■ Exercise directions:
Within the records below, find each line that holds the string "content", then copy it.

■ Excerpted records:
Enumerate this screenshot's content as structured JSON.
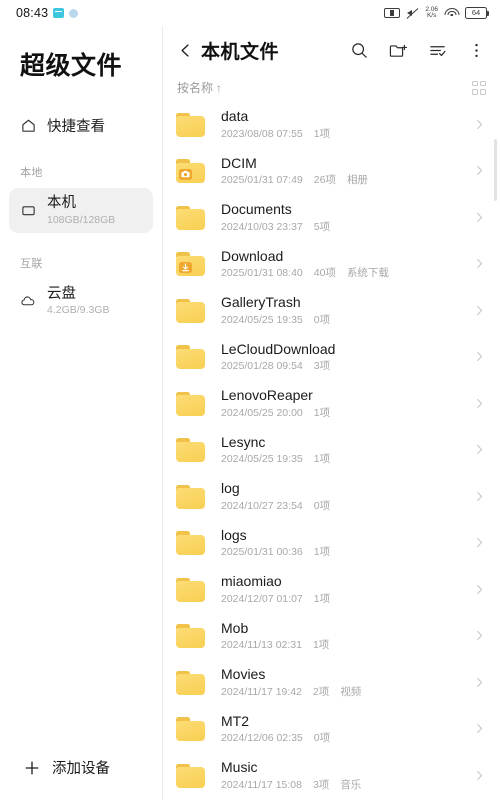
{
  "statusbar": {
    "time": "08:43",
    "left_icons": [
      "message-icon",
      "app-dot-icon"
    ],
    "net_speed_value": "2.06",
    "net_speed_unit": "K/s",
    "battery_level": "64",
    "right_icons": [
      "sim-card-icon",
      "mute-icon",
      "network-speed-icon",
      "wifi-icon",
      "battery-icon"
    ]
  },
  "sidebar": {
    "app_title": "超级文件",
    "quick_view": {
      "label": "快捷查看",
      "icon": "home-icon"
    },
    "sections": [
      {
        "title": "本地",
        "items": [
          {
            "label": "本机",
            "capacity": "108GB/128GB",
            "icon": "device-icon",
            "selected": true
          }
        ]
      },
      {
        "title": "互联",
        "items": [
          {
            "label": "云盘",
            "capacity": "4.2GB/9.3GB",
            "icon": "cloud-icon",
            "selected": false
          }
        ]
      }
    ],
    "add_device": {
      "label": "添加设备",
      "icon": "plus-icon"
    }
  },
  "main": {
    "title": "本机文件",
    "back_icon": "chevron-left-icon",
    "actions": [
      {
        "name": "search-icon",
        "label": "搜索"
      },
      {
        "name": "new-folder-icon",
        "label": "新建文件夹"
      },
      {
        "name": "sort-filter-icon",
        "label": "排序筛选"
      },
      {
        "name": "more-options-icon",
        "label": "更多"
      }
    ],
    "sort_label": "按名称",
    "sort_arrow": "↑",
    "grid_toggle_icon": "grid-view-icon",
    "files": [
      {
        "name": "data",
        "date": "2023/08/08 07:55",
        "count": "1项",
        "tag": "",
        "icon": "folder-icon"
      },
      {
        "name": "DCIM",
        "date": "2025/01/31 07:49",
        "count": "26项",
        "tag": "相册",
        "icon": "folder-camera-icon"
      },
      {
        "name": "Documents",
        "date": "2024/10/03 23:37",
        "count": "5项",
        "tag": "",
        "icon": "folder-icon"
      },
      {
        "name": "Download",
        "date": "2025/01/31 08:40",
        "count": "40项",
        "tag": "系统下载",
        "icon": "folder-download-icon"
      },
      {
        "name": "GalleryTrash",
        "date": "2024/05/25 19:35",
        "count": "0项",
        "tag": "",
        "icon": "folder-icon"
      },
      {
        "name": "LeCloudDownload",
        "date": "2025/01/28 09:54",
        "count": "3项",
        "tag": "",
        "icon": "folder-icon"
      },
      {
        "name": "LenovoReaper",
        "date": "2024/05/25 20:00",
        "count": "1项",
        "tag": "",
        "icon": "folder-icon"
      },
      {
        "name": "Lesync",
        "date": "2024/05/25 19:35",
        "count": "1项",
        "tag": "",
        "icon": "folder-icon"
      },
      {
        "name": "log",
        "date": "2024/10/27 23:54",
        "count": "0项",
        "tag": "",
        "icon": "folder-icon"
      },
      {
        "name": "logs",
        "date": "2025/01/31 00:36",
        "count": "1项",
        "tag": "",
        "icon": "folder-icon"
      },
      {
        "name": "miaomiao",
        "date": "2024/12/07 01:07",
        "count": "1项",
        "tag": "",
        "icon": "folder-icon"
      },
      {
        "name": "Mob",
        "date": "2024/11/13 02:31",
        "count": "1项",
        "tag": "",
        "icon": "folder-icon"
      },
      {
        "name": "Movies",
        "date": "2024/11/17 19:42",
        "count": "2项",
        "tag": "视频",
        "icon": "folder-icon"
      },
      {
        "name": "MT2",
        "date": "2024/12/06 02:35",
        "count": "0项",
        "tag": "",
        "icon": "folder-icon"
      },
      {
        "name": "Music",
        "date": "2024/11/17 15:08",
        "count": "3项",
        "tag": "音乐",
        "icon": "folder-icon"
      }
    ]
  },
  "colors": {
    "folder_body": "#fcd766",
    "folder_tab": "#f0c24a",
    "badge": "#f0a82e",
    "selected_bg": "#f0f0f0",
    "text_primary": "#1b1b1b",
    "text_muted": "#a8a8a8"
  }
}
--
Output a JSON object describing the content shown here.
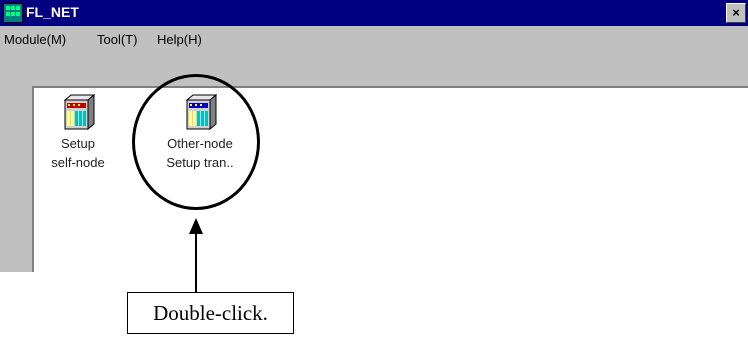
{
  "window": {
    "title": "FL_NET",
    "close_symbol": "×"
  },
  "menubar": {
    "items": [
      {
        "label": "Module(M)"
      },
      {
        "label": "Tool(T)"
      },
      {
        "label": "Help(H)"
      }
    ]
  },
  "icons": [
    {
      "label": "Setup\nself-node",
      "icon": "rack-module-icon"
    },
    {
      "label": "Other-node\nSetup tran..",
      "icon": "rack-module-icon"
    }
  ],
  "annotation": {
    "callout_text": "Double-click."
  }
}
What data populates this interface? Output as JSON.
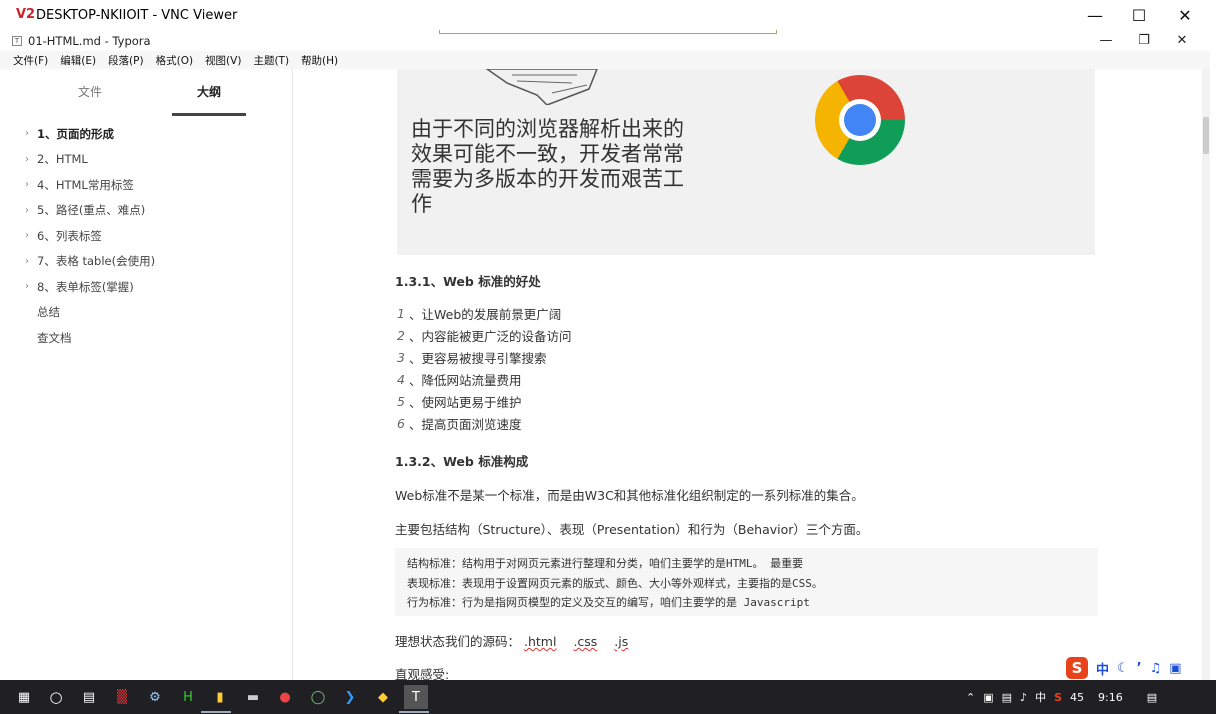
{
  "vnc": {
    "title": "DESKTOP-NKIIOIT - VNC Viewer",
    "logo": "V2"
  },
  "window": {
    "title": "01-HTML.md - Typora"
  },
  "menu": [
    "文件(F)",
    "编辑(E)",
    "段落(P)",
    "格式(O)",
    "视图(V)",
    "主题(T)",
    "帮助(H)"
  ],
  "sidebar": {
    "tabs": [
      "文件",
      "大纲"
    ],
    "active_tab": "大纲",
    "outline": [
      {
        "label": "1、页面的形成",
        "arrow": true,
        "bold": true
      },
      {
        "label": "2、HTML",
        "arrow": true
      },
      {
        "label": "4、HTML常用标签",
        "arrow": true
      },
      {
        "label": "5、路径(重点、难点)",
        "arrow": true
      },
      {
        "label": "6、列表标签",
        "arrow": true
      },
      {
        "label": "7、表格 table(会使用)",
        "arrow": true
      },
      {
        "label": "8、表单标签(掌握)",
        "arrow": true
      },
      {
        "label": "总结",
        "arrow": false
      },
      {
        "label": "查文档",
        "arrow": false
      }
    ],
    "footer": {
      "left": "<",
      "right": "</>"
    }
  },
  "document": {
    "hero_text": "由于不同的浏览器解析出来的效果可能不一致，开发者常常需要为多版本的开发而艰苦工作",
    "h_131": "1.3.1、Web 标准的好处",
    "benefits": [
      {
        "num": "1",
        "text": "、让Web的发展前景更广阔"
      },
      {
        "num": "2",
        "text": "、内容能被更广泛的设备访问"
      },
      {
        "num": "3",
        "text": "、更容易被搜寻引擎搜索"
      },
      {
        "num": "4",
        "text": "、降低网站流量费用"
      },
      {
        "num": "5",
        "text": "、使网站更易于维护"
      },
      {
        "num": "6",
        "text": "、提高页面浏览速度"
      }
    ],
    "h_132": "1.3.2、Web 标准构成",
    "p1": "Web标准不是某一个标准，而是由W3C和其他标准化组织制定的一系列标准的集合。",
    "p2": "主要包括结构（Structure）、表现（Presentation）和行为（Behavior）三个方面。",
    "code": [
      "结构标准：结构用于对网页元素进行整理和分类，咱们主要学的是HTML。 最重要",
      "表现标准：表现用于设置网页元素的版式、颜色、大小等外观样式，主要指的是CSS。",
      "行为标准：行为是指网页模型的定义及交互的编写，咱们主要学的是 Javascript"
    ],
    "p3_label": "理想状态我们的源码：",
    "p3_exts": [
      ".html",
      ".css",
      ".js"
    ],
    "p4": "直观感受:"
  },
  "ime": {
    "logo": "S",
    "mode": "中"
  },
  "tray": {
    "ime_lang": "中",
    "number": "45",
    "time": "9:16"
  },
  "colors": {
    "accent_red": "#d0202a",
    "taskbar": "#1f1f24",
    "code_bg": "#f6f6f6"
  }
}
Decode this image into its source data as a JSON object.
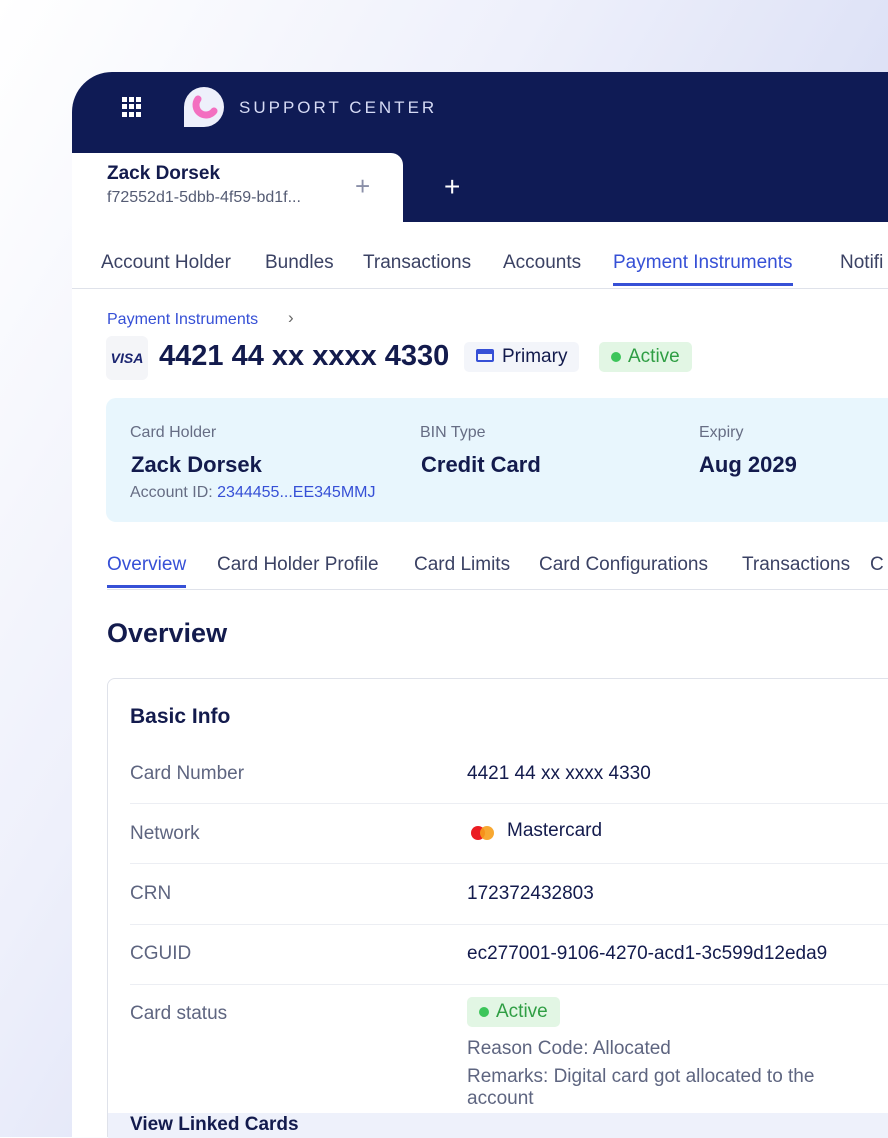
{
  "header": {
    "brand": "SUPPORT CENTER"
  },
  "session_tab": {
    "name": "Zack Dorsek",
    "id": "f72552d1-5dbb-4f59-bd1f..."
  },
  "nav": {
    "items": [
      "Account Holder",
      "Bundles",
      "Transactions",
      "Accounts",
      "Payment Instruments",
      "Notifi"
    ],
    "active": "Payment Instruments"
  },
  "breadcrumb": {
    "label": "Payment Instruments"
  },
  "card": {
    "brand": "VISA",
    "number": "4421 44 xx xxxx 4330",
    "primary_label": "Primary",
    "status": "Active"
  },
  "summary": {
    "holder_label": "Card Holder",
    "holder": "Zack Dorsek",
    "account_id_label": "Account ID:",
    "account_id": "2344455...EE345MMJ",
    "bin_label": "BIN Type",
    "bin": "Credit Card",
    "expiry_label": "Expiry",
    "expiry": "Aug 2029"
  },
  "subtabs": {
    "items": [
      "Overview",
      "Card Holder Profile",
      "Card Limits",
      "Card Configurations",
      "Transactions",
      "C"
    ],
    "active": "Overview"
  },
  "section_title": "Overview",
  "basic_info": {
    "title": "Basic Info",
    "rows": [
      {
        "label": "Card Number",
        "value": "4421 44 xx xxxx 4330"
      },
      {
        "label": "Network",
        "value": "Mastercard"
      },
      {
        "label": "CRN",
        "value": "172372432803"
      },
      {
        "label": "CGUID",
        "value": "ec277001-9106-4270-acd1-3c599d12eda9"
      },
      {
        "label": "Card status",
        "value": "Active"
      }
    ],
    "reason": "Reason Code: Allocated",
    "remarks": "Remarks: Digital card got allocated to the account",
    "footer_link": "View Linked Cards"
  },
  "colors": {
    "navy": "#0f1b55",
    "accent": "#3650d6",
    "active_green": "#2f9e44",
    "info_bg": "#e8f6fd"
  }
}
* * *
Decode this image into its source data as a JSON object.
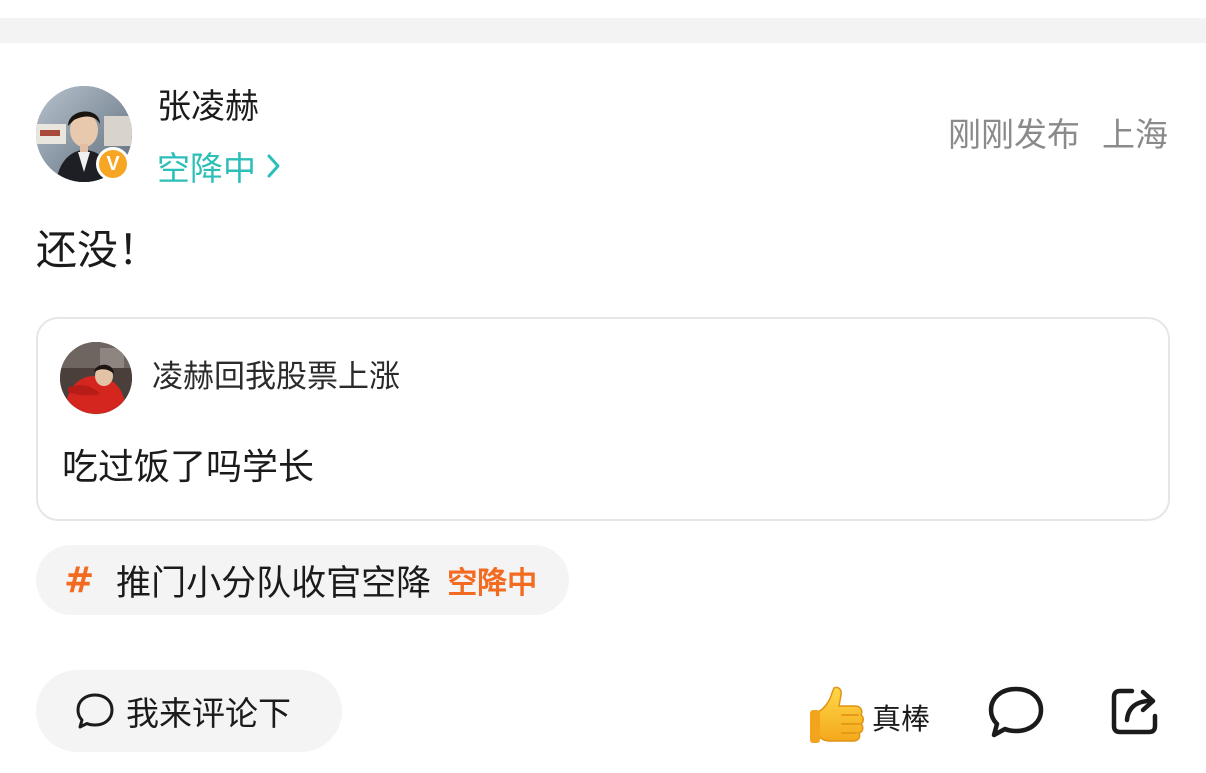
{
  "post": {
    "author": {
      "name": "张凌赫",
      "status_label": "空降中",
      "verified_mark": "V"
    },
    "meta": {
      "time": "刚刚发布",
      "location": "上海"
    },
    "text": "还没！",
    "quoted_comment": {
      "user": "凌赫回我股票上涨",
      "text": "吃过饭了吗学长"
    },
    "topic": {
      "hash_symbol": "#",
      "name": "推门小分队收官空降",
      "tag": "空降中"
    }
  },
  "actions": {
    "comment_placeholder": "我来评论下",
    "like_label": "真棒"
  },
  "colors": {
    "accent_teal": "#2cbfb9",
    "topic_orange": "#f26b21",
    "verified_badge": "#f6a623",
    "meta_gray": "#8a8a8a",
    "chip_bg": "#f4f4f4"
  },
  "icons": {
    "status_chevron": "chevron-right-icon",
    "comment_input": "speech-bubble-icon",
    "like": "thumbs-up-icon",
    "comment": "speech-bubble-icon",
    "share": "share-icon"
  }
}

■ Result of this task:
Enumerate this screenshot's content as structured JSON.
Output a JSON object describing the content shown here.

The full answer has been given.